## TEXTE PRÉSENTÉ
Il faut comprendre que ces documents ne sont pas écrits "à genoux", mais qu'ils sont préparés à l'avance. Toutes les questions controversées sont discutées à l'avance et des solutions de compromis sont trouvées. Si Zelensky n'a pas signé un document préparé au préalable, cela ne signifie qu'une seule chose : aucune solution de compromis n'a été trouvée.
Bien sûr, il ne peut s'agir de déclarations insignifiantes sur l'environnement. En outre, Zelensky pouvait à peine aller au Phanar pour discuter des problèmes environnementaux de l'Ukraine avec le patriarche Bartholomée. Il y a d'autres personnes et d'autres structures pour cette tâche.
De ce point de vue, nous pouvons clairement conclure : Kiev et le Phanar n'ont pas pu s'entendre sur d'autres perspectives pour le développement de l'église orthodoxe ukrainienne.
Nous ne pouvons pas savoir ce qui s'est réellement passé à Istanbul. Mais l'émotion des négociations peut être jugée à l'aune de la photo affichée par l'un des membres de l'équipe du président sur sa page Facebook. 
Vladimir Zelensky et le patriarche Bartholomée. 
Photo : Facebook
L'essence et le contenu de la conversation entre le Président et le patriarche sont également indiqués dans le communiqué publié sur le site Internet du patriarcat de Constantinople après la réunion. Dans ce texte, outre des phrases dénuées de sens, on insiste sur le fait que le "patriarcat de Constantinople n'a pas l'intention d'intervenir dans les affaires intérieures de l'Église ukrainienne" (SIC!!!) et que l'église orthodoxe ukrainienne [schismatique/ndt) est une "église indépendante et autocéphale".
Apparemment, c'est la question de l'indépendance réelle, et non virtuelle, qui a fait l'objet des discussions les plus animées au Phanar. Et c'est très probablement sur cette question que les parties n'ont pu parvenir à aucun accord.
Pourquoi Zelensky a besoin d'une église orthodoxe indépendante
On peut supposer qu'il y avait plusieurs raisons pour Zelensky d'assurer l'indépendance réelle de l'église orthodoxe.

## DONNÉES FOURNIES
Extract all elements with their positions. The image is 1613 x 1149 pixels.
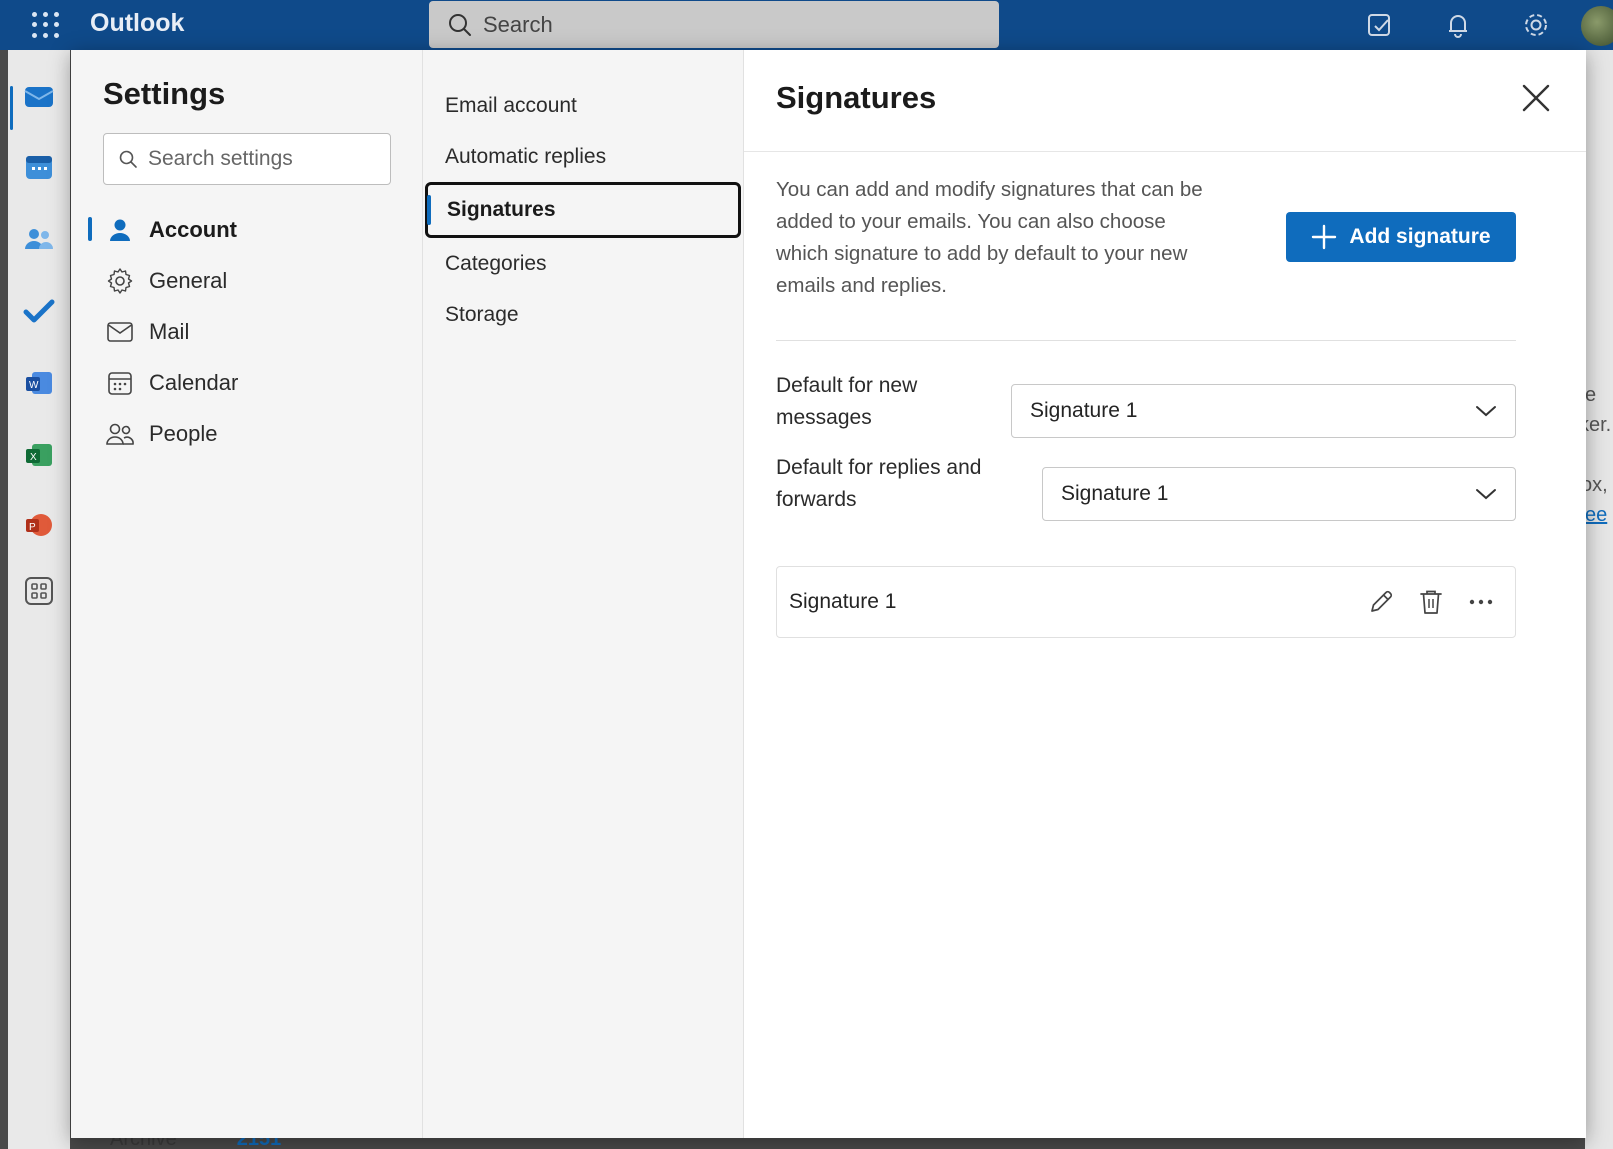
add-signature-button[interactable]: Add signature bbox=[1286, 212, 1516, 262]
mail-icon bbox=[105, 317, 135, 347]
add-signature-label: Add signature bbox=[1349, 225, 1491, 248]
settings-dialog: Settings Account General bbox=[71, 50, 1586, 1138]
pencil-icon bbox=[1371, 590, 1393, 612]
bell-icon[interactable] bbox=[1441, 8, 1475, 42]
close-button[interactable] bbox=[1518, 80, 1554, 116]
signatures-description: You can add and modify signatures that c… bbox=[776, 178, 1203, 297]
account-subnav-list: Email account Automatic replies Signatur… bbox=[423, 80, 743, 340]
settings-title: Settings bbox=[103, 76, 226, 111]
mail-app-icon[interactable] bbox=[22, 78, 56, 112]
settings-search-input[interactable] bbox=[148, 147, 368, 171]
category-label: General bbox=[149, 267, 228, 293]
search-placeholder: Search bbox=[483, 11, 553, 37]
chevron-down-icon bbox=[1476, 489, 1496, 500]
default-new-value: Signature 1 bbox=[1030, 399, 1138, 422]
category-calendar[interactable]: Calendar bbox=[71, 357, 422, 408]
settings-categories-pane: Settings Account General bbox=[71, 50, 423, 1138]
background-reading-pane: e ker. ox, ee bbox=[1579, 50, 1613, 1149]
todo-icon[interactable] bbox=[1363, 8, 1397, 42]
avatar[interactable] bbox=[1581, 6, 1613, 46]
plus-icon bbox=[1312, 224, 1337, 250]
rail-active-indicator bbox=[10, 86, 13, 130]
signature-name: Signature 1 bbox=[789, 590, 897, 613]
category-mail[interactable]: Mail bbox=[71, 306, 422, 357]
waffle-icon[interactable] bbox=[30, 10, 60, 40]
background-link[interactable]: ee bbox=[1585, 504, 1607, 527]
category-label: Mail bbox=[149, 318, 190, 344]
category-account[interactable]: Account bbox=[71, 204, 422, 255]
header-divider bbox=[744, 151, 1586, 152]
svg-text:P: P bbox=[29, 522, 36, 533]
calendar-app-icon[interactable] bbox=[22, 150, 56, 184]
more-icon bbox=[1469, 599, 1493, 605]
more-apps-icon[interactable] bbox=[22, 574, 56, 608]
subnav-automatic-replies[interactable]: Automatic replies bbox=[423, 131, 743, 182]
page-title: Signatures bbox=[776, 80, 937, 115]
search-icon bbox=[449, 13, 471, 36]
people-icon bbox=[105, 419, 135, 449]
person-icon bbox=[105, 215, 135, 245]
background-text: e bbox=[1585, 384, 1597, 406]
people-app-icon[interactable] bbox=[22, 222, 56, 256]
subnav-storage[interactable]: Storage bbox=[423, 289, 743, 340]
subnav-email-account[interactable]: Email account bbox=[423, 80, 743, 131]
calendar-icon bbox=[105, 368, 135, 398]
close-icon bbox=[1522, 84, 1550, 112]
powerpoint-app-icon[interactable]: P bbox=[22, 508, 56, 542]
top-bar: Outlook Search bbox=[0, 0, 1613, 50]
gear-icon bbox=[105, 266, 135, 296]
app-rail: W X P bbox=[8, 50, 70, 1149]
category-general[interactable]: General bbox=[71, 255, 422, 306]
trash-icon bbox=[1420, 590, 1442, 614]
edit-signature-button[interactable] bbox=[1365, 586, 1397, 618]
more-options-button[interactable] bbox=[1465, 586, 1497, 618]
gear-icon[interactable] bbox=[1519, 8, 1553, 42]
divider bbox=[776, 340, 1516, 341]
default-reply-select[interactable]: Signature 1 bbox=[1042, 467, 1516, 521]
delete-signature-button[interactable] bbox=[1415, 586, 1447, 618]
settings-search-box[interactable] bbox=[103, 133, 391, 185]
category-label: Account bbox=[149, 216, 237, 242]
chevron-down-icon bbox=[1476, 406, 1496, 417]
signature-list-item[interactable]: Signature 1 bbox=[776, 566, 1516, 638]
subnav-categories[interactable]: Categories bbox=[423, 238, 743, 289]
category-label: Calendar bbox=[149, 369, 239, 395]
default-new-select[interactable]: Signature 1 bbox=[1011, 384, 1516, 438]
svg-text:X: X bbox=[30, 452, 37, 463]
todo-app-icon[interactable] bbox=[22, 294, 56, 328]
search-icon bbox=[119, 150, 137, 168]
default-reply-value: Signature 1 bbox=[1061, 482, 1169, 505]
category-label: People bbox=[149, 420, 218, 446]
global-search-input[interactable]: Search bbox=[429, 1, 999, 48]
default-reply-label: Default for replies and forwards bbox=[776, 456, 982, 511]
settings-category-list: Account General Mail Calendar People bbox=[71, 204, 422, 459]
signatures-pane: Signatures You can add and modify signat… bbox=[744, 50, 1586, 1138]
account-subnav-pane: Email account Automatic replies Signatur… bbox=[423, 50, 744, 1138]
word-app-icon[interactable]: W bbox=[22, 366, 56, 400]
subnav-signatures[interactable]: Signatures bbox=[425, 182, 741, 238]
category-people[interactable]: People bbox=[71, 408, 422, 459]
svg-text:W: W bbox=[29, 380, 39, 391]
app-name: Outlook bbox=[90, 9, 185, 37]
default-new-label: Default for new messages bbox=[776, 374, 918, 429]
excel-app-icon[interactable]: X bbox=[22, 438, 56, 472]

## CONSIGNE
Recopiez fidèlement le passage du texte sur la rencontre entre Zelensky et le patriarche au Phanar qui va de « Photo : Facebook » à « à aucun accord. », ces deux extraits inclus.

## RÉPONSE ATTENDUE
Photo : Facebook
L'essence et le contenu de la conversation entre le Président et le patriarche sont également indiqués dans le communiqué publié sur le site Internet du patriarcat de Constantinople après la réunion. Dans ce texte, outre des phrases dénuées de sens, on insiste sur le fait que le "patriarcat de Constantinople n'a pas l'intention d'intervenir dans les affaires intérieures de l'Église ukrainienne" (SIC!!!) et que l'église orthodoxe ukrainienne [schismatique/ndt) est une "église indépendante et autocéphale".
Apparemment, c'est la question de l'indépendance réelle, et non virtuelle, qui a fait l'objet des discussions les plus animées au Phanar. Et c'est très probablement sur cette question que les parties n'ont pu parvenir à aucun accord.